◆ **Requirements**
Starting with the line that contains "What's the underlying", copy every line through the end of the data below, exactly and with nothing added.

------------------------------------

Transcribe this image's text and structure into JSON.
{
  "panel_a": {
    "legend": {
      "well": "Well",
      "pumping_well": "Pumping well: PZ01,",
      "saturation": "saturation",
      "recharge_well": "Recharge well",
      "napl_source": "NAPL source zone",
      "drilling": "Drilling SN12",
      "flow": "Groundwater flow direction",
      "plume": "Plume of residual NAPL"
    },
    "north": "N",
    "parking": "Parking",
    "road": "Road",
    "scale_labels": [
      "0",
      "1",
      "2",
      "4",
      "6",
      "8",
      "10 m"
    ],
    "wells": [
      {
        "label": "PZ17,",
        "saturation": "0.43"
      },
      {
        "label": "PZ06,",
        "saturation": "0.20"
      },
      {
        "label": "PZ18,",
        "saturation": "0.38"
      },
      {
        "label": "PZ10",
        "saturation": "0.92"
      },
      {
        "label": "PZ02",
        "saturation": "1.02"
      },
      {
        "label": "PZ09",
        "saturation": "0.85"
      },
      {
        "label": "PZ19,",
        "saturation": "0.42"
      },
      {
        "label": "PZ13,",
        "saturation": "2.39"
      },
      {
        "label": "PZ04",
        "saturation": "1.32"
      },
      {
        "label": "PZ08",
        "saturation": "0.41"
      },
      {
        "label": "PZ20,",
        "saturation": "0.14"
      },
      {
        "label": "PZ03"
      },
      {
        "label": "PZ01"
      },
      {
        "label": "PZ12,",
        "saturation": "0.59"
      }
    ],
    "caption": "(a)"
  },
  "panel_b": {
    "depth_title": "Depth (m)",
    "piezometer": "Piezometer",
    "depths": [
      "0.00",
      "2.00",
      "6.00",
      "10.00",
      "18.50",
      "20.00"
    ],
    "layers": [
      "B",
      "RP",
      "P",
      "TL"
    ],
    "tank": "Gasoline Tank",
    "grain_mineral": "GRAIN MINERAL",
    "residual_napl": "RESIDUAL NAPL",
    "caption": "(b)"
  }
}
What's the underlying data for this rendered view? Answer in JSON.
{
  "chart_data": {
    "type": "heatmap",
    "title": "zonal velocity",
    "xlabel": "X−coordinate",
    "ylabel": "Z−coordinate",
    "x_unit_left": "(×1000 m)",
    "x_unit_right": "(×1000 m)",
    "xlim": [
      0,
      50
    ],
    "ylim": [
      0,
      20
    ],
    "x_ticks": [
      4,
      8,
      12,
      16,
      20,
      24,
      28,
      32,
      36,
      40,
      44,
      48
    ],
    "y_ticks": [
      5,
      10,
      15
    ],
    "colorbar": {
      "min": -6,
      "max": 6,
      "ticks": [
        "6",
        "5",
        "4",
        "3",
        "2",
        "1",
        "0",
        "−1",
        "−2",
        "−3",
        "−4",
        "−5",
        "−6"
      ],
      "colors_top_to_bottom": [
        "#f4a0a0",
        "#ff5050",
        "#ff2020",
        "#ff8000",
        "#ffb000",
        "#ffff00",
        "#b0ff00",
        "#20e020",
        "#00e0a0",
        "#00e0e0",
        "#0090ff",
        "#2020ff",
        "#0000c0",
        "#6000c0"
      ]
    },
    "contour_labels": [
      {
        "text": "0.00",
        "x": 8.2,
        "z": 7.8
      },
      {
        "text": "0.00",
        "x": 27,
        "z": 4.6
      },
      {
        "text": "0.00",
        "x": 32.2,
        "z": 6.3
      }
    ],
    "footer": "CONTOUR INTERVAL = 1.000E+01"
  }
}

------------------------------------

◆ **Written reply**
What's the underlying data for this rendered view? Answer in JSON.
{
  "chart_data": {
    "type": "heatmap",
    "title": "zonal velocity",
    "xlabel": "X−coordinate",
    "ylabel": "Z−coordinate",
    "x_unit_left": "(×1000 m)",
    "x_unit_right": "(×1000 m)",
    "xlim": [
      0,
      50
    ],
    "ylim": [
      0,
      20
    ],
    "x_ticks": [
      4,
      8,
      12,
      16,
      20,
      24,
      28,
      32,
      36,
      40,
      44,
      48
    ],
    "y_ticks": [
      5,
      10,
      15
    ],
    "colorbar": {
      "min": -6,
      "max": 6,
      "ticks": [
        "6",
        "5",
        "4",
        "3",
        "2",
        "1",
        "0",
        "−1",
        "−2",
        "−3",
        "−4",
        "−5",
        "−6"
      ],
      "colors_top_to_bottom": [
        "#f4a0a0",
        "#ff5050",
        "#ff2020",
        "#ff8000",
        "#ffb000",
        "#ffff00",
        "#b0ff00",
        "#20e020",
        "#00e0a0",
        "#00e0e0",
        "#0090ff",
        "#2020ff",
        "#0000c0",
        "#6000c0"
      ]
    },
    "contour_labels": [
      {
        "text": "0.00",
        "x": 8.2,
        "z": 7.8
      },
      {
        "text": "0.00",
        "x": 27,
        "z": 4.6
      },
      {
        "text": "0.00",
        "x": 32.2,
        "z": 6.3
      }
    ],
    "footer": "CONTOUR INTERVAL = 1.000E+01"
  }
}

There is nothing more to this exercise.